WHAT IS EXPECTED:
Reproduce the lines of the material exactly, excluding every image.

DATA EXTRACT:
━━━━━━━━

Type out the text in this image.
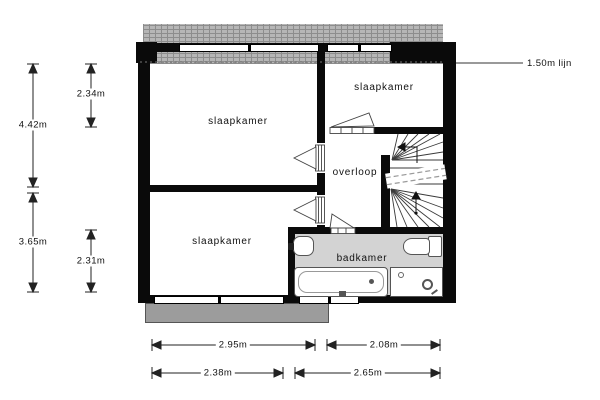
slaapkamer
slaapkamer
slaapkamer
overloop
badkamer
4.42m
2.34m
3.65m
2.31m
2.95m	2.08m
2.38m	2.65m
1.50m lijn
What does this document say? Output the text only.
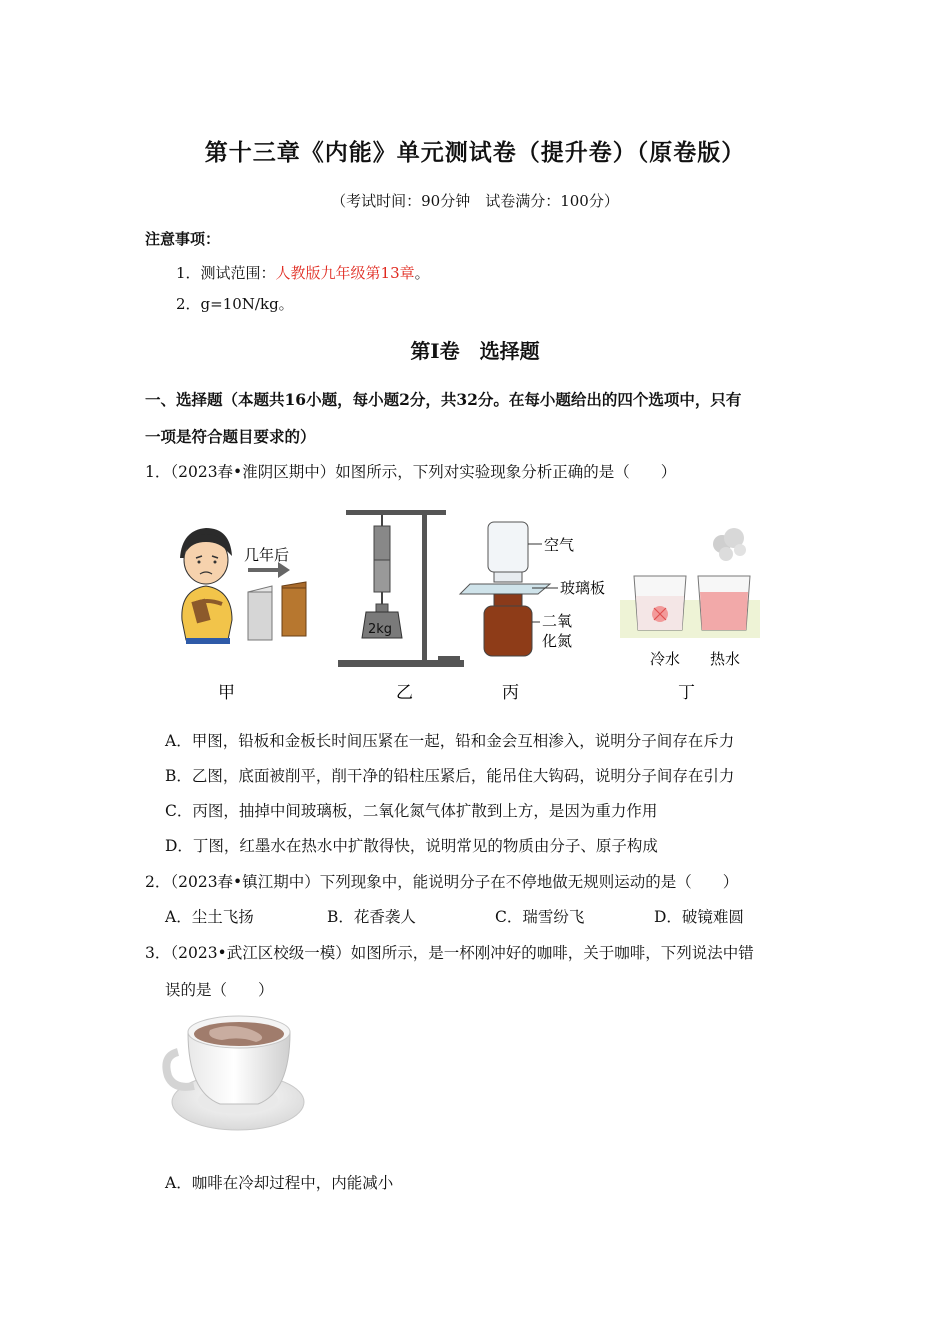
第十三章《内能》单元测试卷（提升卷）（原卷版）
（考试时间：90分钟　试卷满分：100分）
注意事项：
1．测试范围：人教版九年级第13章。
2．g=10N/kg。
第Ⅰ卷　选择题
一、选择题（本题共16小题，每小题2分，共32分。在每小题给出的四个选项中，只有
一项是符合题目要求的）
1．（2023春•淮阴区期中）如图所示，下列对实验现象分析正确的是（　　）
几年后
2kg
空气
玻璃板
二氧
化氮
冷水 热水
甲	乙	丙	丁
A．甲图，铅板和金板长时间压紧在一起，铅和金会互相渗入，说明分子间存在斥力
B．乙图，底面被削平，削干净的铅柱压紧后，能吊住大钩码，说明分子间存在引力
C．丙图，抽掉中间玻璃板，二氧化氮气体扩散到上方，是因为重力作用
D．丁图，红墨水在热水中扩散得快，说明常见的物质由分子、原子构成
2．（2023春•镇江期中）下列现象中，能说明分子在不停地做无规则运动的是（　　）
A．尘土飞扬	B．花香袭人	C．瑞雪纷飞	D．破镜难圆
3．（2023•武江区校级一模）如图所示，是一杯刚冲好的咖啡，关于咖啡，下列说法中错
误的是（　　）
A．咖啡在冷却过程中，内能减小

━━━━━━━━

ANSWER TO THE PROBLEM:
Type out the text in this image.
slaapkamer
slaapkamer
slaapkamer
overloop
badkamer
4.42m
2.34m
3.65m
2.31m
2.95m	2.08m
2.38m	2.65m
1.50m lijn
What does this document say? Output the text only.
第十三章《内能》单元测试卷（提升卷）（原卷版）
（考试时间：90分钟　试卷满分：100分）
注意事项：
1．测试范围：人教版九年级第13章。
2．g=10N/kg。
第Ⅰ卷　选择题
一、选择题（本题共16小题，每小题2分，共32分。在每小题给出的四个选项中，只有
一项是符合题目要求的）
1．（2023春•淮阴区期中）如图所示，下列对实验现象分析正确的是（　　）
几年后
2kg
空气
玻璃板
二氧
化氮
冷水 热水
甲	乙	丙	丁
A．甲图，铅板和金板长时间压紧在一起，铅和金会互相渗入，说明分子间存在斥力
B．乙图，底面被削平，削干净的铅柱压紧后，能吊住大钩码，说明分子间存在引力
C．丙图，抽掉中间玻璃板，二氧化氮气体扩散到上方，是因为重力作用
D．丁图，红墨水在热水中扩散得快，说明常见的物质由分子、原子构成
2．（2023春•镇江期中）下列现象中，能说明分子在不停地做无规则运动的是（　　）
A．尘土飞扬	B．花香袭人	C．瑞雪纷飞	D．破镜难圆
3．（2023•武江区校级一模）如图所示，是一杯刚冲好的咖啡，关于咖啡，下列说法中错
误的是（　　）
A．咖啡在冷却过程中，内能减小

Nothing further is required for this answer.